Description of the task –
Which lines in the records below contain the word "льше"? Copy each one out.

Data provided –

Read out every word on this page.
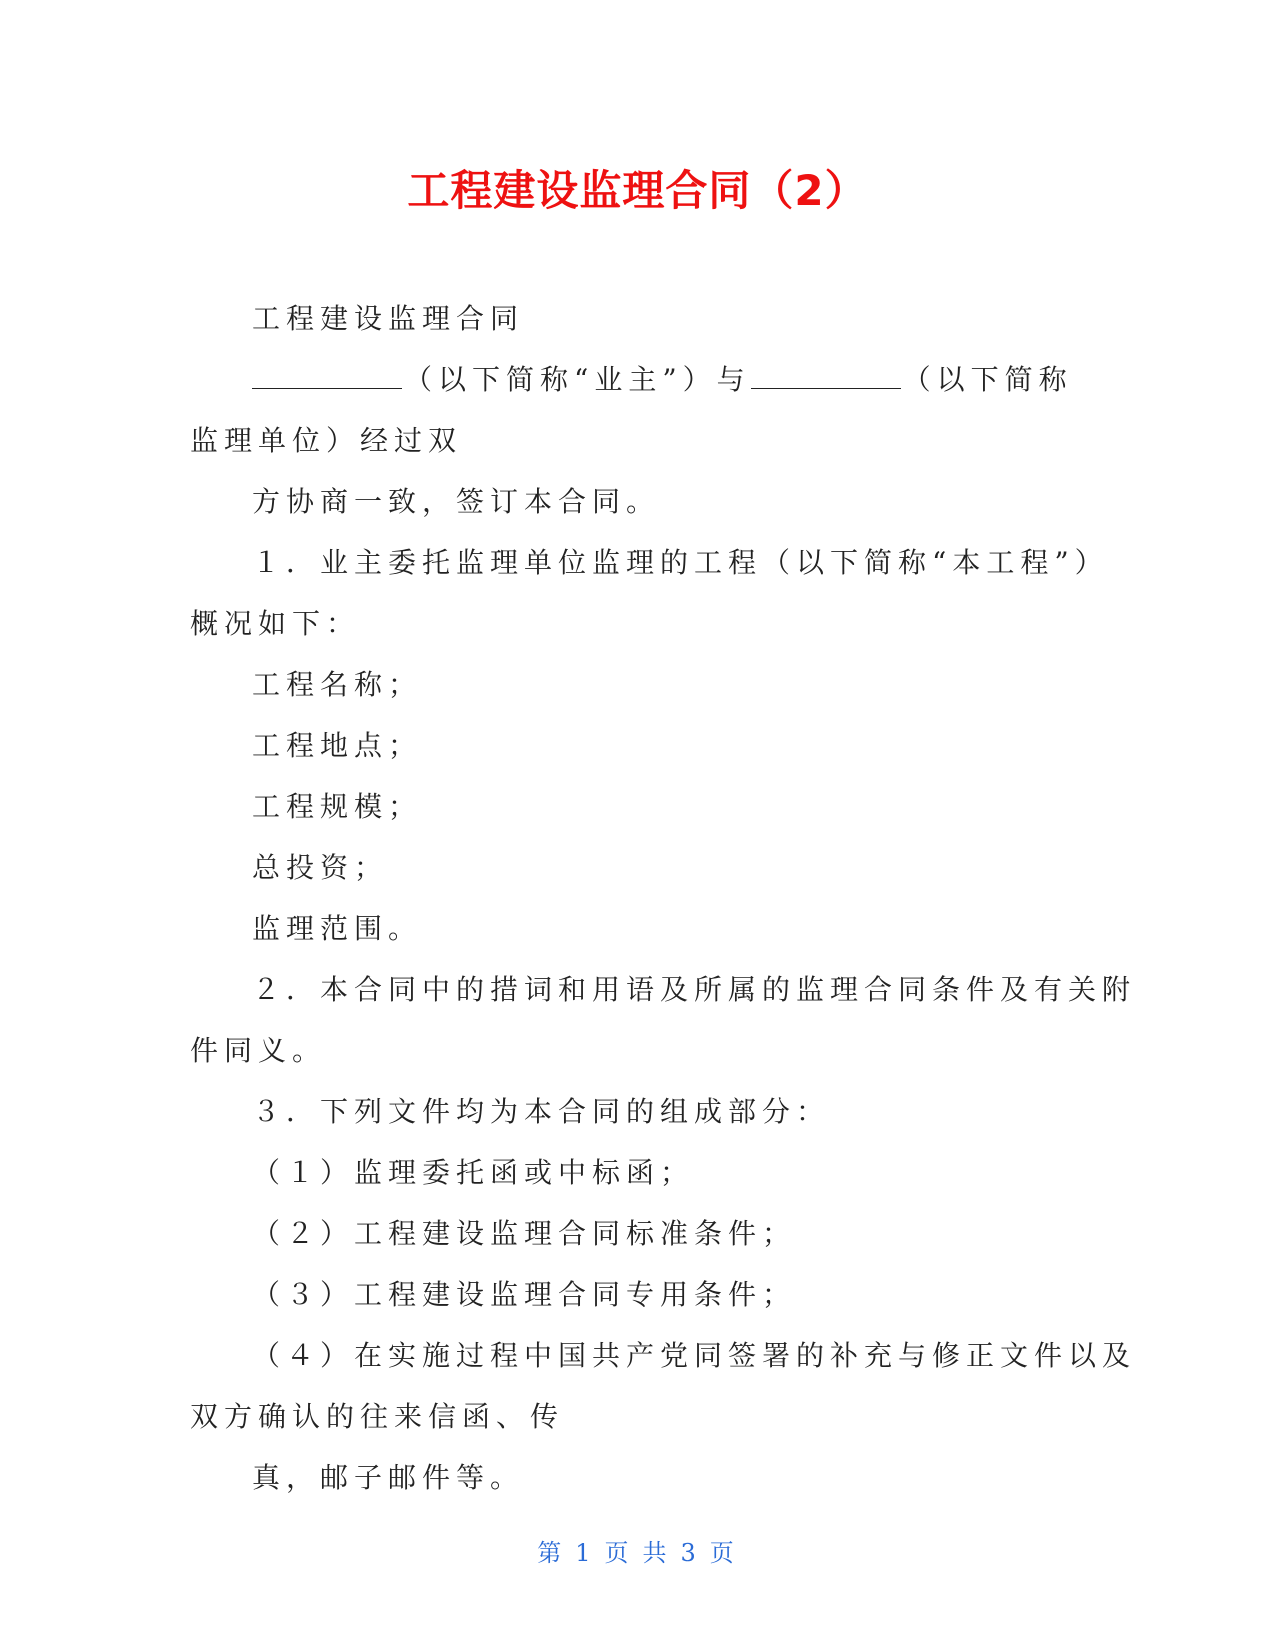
工程建设监理合同（2）
工程建设监理合同
（以下简称“业主”）与	（以下简称
监理单位）经过双
方协商一致，签订本合同。
１．业主委托监理单位监理的工程（以下简称“本工程”）
概况如下：
工程名称；
工程地点；
工程规模；
总投资；
监理范围。
２．本合同中的措词和用语及所属的监理合同条件及有关附
件同义。
３．下列文件均为本合同的组成部分：
（１）监理委托函或中标函；
（２）工程建设监理合同标准条件；
（３）工程建设监理合同专用条件；
（４）在实施过程中国共产党同签署的补充与修正文件以及
双方确认的往来信函、传
真，邮子邮件等。
第 1 页 共 3 页
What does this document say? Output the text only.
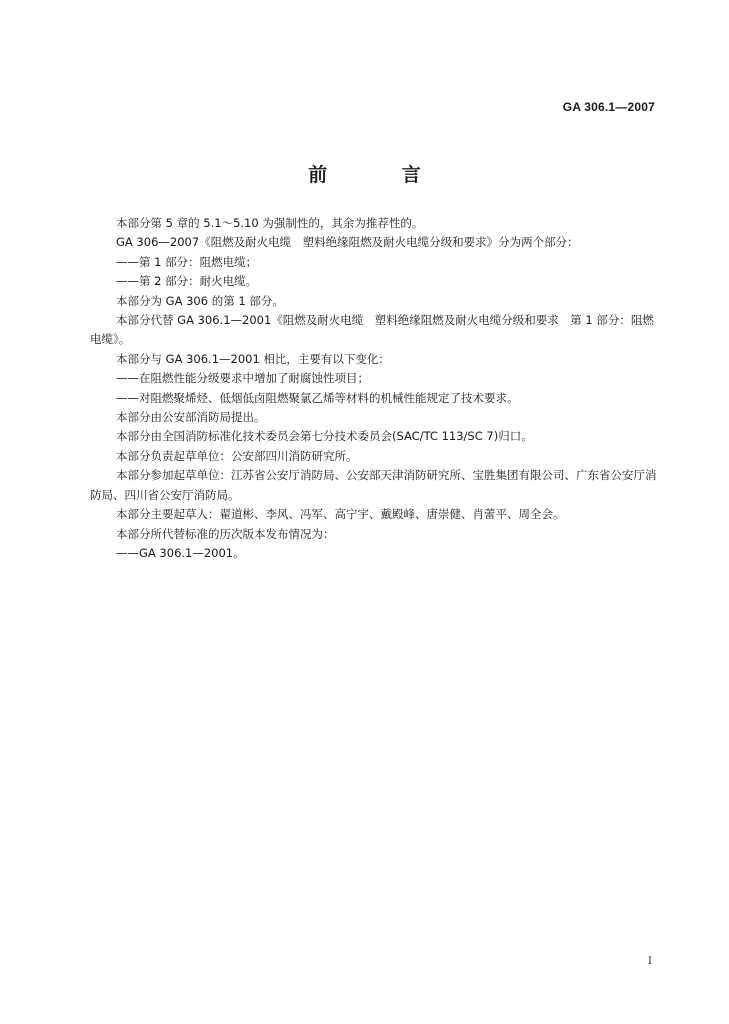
GA 306.1—2007
前 言

本部分第 5 章的 5.1～5.10 为强制性的，其余为推荐性的。

GA 306—2007《阻燃及耐火电缆　塑料绝缘阻燃及耐火电缆分级和要求》分为两个部分：

——第 1 部分：阻燃电缆；

——第 2 部分：耐火电缆。

本部分为 GA 306 的第 1 部分。

本部分代替 GA 306.1—2001《阻燃及耐火电缆　塑料绝缘阻燃及耐火电缆分级和要求　第 1 部分：阻燃电缆》。

本部分与 GA 306.1—2001 相比，主要有以下变化：

——在阻燃性能分级要求中增加了耐腐蚀性项目；

——对阻燃聚烯烃、低烟低卤阻燃聚氯乙烯等材料的机械性能规定了技术要求。

本部分由公安部消防局提出。

本部分由全国消防标准化技术委员会第七分技术委员会(SAC/TC 113/SC 7)归口。

本部分负责起草单位：公安部四川消防研究所。

本部分参加起草单位：江苏省公安厅消防局、公安部天津消防研究所、宝胜集团有限公司、广东省公安厅消防局、四川省公安厅消防局。

本部分主要起草人：翟道彬、李风、冯军、高宁宇、戴殿峰、唐崇健、肖蕾平、周全会。

本部分所代替标准的历次版本发布情况为：

——GA 306.1—2001。

I
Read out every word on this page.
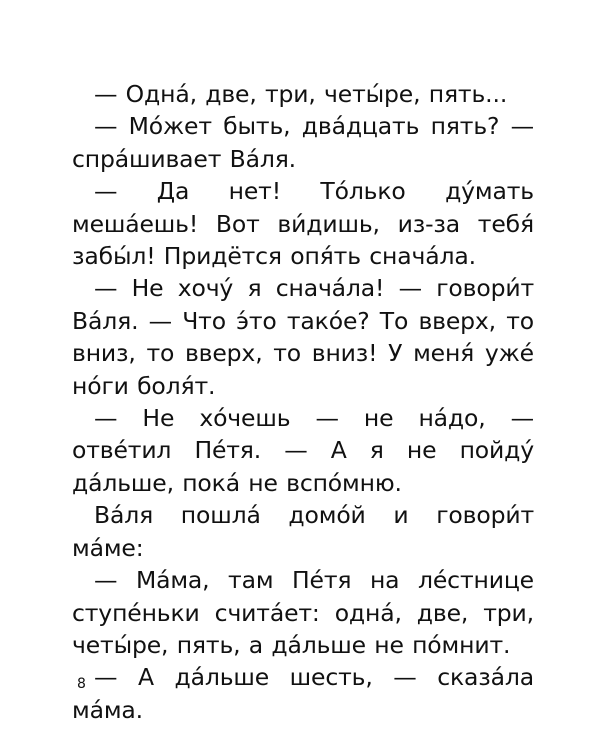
— Одна́, две, три, четы́ре, пять...

— Мо́жет быть, два́дцать пять? — спра́шивает Ва́ля.

— Да нет! То́лько ду́мать меша́ешь! Вот ви́дишь, из-за тебя́ забы́л! Придётся опя́ть снача́ла.

— Не хочу́ я снача́ла! — говори́т Ва́ля. — Что э́то тако́е? То вверх, то вниз, то вверх, то вниз! У меня́ уже́ но́ги боля́т.

— Не хо́чешь — не на́до, — отве́тил Пе́тя. — А я не пойду́ да́льше, пока́ не вспо́мню.

Ва́ля пошла́ домо́й и говори́т ма́ме:

— Ма́ма, там Пе́тя на ле́стнице ступе́ньки счита́ет: одна́, две, три, четы́ре, пять, а да́льше не по́мнит.

— А да́льше шесть, — сказа́ла ма́ма.

8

Answer to the exercise –
— Не хо́чешь — не на́до, — отве́тил Пе́тя. — А я не пойду́ да́льше, пока́ не вспо́мню.
— Ма́ма, там Пе́тя на ле́стнице ступе́ньки счита́ет: одна́, две, три, четы́ре, пять, а да́льше не по́мнит.
— А да́льше шесть, — сказа́ла ма́ма.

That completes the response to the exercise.